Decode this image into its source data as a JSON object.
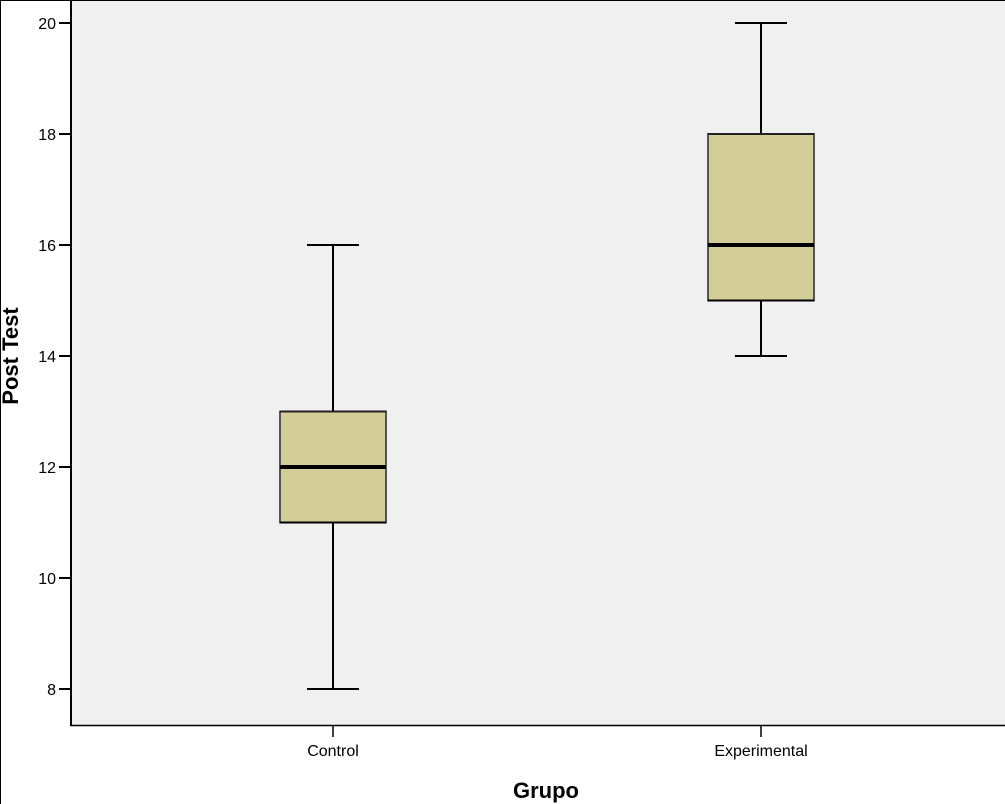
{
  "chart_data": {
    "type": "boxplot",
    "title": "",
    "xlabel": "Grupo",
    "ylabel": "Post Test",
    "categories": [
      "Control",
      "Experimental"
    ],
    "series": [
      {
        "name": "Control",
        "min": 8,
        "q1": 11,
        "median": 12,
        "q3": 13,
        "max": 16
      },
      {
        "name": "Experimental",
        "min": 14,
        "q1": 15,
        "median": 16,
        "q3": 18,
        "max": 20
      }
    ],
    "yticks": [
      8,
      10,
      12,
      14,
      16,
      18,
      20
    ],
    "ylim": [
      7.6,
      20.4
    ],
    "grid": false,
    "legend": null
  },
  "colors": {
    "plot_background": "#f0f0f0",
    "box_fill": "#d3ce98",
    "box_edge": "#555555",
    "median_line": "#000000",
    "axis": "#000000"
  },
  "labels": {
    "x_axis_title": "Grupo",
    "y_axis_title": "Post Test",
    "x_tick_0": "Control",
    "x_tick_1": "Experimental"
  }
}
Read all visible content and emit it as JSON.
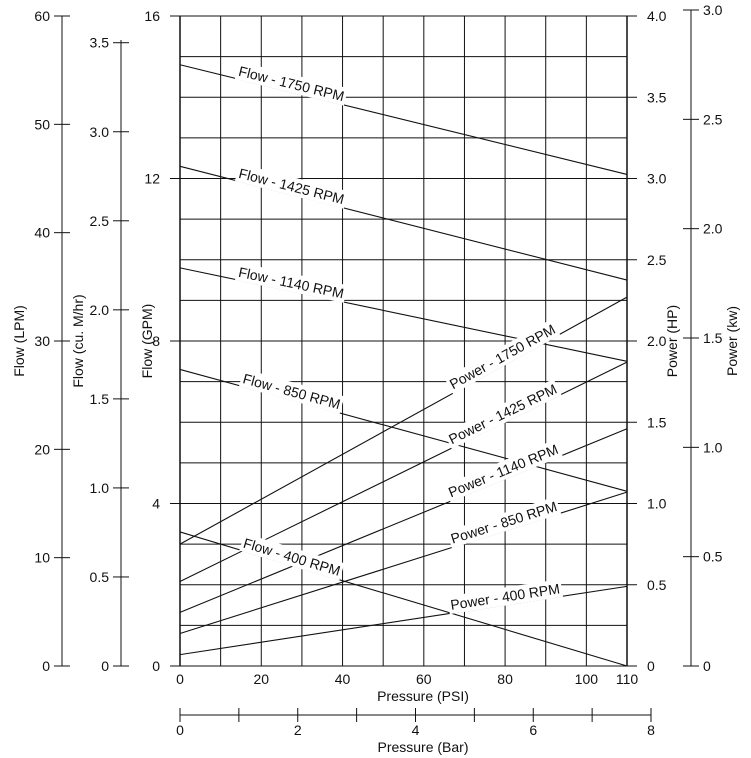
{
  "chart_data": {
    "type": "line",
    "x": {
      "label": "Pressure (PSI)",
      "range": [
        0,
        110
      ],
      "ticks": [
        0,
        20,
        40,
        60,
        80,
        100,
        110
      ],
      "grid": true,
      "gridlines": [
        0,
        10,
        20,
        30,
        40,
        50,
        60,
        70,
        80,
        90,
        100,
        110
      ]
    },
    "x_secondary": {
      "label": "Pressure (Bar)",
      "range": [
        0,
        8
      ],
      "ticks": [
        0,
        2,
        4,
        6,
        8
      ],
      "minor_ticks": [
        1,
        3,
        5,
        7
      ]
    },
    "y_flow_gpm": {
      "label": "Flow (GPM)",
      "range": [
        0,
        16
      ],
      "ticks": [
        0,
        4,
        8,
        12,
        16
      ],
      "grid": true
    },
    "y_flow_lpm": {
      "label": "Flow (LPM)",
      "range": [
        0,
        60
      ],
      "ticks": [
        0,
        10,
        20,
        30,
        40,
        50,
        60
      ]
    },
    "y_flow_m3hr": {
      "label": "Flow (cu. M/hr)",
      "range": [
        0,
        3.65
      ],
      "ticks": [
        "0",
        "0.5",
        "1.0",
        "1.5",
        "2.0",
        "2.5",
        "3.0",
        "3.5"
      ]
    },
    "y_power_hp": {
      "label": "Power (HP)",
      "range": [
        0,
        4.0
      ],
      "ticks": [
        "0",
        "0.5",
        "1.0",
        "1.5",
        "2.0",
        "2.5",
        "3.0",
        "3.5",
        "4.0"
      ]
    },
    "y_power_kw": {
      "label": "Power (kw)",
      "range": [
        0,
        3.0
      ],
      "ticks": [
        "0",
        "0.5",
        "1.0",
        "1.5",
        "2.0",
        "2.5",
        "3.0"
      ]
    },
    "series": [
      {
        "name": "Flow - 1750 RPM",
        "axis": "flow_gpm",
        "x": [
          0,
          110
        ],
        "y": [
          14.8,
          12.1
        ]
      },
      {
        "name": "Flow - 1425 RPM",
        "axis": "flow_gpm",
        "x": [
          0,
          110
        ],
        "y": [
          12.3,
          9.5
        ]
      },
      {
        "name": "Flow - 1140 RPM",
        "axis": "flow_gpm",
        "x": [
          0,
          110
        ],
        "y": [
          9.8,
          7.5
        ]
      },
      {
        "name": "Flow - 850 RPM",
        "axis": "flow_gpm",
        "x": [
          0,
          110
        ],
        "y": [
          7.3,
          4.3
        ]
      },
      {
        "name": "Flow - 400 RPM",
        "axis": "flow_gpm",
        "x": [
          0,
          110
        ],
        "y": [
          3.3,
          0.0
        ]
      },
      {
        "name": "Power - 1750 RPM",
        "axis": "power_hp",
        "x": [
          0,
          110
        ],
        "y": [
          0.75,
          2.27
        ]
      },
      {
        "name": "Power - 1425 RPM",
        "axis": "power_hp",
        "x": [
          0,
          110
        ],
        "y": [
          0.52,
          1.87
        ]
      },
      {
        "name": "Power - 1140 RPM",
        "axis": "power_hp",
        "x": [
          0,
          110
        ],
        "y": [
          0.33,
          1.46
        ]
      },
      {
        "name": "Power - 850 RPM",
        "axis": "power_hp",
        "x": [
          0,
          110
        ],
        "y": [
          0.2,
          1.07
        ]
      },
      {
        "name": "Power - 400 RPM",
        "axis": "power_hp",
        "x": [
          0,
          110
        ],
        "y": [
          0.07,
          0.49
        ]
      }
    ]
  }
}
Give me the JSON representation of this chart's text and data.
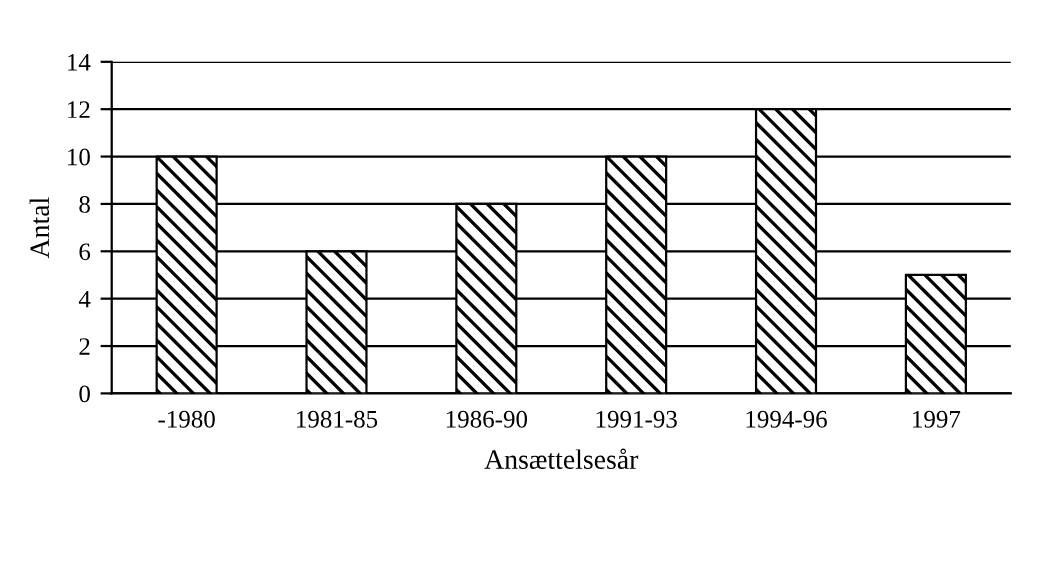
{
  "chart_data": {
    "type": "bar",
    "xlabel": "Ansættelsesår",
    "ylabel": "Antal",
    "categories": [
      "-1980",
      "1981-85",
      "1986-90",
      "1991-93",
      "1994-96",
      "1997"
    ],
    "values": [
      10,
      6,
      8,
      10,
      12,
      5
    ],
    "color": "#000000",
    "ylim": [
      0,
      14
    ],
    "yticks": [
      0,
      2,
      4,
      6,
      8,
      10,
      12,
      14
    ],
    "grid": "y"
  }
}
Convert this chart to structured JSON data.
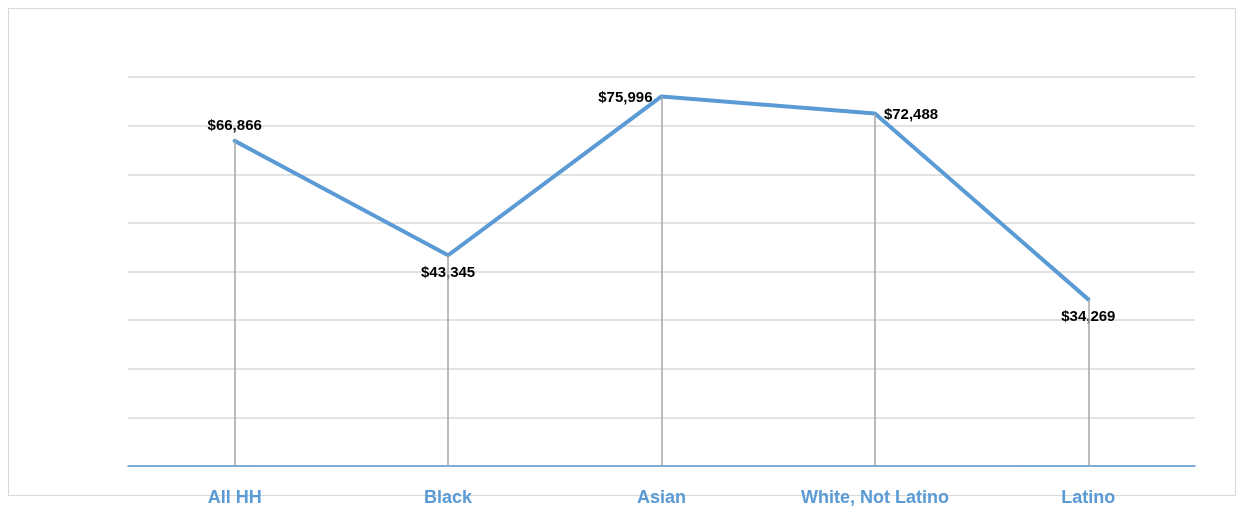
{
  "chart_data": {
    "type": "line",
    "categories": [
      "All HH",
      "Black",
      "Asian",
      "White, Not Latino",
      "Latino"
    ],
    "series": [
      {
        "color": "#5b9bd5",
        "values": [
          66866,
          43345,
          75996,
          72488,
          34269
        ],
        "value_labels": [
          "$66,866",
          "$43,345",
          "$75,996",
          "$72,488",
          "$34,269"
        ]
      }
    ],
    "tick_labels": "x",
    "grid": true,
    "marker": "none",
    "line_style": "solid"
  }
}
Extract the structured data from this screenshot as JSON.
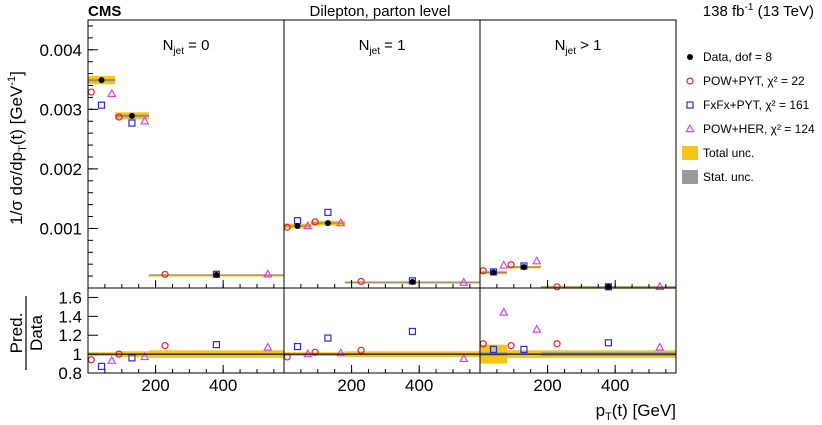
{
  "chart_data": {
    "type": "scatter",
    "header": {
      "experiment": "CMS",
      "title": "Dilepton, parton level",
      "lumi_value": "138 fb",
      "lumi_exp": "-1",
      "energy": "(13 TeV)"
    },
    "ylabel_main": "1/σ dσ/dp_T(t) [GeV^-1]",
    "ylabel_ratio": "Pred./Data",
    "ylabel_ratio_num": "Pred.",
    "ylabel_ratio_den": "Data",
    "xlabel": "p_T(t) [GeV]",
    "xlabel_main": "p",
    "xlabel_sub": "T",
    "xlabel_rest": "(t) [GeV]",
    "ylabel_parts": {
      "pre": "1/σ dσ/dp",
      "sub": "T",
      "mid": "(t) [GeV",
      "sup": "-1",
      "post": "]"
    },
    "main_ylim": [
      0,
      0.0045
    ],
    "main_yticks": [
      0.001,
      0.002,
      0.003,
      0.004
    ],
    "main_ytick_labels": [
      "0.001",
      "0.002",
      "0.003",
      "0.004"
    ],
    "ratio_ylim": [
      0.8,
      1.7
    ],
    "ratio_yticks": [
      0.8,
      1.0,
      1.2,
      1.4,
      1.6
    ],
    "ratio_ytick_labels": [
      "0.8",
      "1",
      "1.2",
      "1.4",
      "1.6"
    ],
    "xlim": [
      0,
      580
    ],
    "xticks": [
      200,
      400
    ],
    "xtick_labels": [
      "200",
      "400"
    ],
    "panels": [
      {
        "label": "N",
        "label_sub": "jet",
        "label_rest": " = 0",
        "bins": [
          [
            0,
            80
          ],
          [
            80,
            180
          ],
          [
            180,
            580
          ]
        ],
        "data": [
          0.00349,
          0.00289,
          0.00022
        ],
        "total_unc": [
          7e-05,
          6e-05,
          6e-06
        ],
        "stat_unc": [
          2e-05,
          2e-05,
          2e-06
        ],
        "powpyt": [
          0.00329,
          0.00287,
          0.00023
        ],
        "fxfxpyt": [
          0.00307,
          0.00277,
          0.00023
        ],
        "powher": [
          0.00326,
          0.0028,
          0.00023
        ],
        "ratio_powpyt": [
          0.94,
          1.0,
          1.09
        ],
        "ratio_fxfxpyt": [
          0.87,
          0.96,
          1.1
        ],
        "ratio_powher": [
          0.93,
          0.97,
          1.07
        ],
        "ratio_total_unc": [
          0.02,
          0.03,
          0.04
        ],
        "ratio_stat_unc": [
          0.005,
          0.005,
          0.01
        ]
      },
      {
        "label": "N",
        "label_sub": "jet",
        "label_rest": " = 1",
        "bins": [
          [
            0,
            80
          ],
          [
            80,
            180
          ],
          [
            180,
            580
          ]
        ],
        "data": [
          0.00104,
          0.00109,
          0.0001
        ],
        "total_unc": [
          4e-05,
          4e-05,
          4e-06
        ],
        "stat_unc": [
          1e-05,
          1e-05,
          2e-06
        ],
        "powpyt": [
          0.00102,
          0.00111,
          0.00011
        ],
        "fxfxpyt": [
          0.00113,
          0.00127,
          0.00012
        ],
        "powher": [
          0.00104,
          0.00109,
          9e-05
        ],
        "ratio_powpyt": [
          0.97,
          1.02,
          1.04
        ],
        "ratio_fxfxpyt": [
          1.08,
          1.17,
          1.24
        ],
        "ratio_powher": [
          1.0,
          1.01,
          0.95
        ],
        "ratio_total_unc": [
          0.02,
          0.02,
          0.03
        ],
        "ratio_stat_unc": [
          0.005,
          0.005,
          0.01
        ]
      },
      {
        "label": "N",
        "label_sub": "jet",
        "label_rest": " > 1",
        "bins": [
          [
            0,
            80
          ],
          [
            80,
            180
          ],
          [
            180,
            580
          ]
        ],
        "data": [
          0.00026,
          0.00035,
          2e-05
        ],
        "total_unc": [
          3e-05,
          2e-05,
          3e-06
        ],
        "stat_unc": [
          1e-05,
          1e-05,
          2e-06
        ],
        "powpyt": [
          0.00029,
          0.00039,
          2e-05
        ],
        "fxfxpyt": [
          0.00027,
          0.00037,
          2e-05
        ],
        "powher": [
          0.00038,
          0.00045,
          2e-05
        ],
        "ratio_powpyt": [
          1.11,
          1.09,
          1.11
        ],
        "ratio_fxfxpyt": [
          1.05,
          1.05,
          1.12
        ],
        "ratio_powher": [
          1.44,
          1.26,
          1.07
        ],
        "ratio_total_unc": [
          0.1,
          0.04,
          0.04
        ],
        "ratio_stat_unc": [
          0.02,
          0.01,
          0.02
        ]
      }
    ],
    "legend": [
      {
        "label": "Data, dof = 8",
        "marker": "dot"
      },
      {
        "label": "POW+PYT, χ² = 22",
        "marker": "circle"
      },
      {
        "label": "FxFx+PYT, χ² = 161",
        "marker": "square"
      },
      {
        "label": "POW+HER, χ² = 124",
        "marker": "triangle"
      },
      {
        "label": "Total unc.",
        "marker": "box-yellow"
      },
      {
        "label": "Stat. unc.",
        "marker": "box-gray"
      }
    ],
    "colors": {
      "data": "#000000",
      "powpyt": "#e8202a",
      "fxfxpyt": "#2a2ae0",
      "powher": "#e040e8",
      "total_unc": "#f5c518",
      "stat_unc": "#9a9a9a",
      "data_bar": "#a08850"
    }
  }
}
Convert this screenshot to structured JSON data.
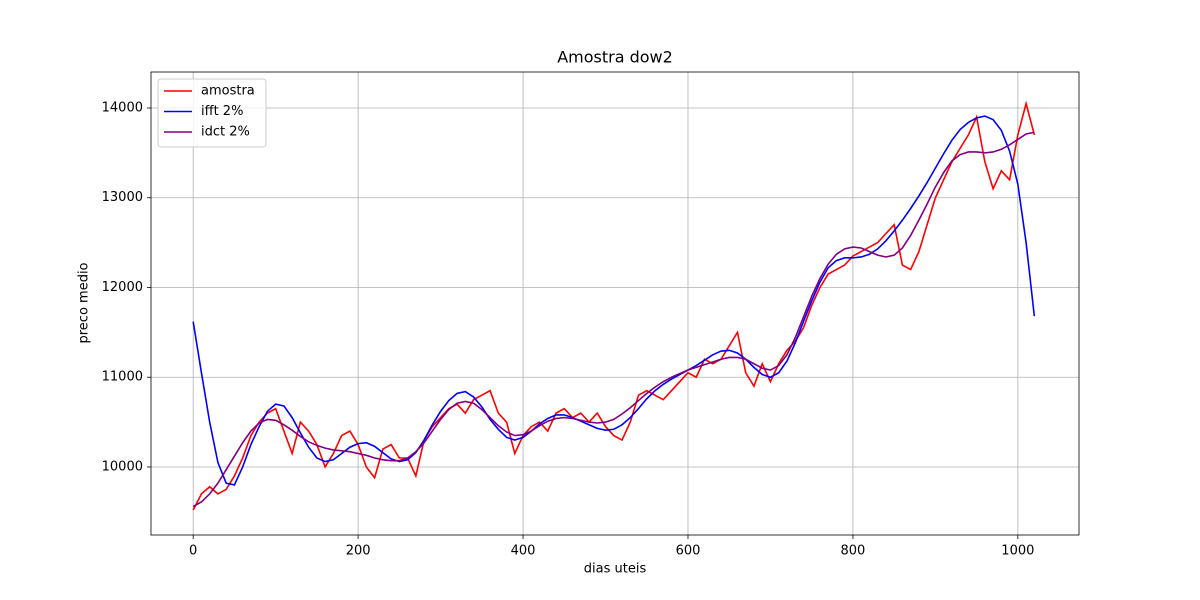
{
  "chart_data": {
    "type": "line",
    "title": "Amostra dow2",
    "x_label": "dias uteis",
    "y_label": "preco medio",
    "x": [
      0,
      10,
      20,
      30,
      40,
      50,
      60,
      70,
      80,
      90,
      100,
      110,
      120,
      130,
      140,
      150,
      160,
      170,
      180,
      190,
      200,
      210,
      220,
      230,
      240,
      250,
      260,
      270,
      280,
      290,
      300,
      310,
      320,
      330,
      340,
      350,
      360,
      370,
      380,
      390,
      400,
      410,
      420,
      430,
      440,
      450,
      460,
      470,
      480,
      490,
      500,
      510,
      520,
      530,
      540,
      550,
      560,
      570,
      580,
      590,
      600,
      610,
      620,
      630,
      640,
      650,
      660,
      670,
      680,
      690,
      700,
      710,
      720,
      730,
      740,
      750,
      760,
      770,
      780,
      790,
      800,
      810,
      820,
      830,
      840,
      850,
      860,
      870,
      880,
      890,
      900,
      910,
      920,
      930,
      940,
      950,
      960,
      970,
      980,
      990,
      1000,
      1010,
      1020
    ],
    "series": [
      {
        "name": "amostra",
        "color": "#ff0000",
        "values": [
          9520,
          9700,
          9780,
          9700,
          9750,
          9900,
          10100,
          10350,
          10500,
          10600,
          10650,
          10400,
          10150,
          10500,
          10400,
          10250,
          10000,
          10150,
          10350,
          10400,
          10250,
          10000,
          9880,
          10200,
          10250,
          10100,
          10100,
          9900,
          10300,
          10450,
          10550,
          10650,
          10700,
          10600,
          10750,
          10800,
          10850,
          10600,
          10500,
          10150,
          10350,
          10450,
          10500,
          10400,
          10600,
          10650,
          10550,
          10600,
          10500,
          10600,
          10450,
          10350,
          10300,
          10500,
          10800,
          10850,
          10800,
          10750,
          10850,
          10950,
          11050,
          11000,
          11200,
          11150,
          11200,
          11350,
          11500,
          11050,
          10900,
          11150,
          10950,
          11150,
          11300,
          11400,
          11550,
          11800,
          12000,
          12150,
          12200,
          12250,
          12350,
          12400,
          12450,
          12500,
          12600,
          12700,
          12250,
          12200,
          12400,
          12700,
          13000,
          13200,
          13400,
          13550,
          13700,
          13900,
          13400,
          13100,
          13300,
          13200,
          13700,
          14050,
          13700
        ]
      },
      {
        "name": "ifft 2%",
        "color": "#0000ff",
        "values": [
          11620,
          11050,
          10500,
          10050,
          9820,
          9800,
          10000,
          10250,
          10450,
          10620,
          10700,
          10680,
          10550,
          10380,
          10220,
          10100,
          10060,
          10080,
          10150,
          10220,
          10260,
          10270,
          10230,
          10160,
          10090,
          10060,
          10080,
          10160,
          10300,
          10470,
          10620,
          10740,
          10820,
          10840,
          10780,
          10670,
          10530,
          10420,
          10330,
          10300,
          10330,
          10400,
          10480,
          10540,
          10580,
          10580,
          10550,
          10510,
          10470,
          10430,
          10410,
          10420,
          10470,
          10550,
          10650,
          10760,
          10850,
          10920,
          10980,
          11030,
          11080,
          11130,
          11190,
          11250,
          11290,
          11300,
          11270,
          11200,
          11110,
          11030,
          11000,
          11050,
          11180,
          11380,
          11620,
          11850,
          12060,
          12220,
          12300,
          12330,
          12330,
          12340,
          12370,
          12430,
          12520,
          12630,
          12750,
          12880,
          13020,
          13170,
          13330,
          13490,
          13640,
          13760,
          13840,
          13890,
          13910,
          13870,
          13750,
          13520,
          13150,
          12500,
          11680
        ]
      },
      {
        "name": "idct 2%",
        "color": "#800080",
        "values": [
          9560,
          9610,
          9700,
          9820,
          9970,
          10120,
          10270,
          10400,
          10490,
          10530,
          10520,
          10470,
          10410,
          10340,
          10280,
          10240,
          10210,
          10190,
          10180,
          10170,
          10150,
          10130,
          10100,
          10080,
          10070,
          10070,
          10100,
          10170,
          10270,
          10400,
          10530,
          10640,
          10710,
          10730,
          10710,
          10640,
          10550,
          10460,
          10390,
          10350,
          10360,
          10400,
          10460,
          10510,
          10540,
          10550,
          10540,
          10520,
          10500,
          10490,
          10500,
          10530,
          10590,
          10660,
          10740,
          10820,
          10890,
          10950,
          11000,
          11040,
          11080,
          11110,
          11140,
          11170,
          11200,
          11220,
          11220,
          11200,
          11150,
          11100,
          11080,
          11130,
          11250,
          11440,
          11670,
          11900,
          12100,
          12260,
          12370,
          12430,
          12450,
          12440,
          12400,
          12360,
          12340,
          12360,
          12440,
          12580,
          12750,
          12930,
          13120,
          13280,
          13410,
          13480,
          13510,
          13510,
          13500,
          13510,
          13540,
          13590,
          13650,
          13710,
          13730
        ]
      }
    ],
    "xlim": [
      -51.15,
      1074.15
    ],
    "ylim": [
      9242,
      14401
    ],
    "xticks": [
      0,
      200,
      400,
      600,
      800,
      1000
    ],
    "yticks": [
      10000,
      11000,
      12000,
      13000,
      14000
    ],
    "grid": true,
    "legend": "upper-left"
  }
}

### The task
Copy out every line that includes the word "legend".

### The reply
    "legend": null
    "legend": [
    "legend": "upper-left"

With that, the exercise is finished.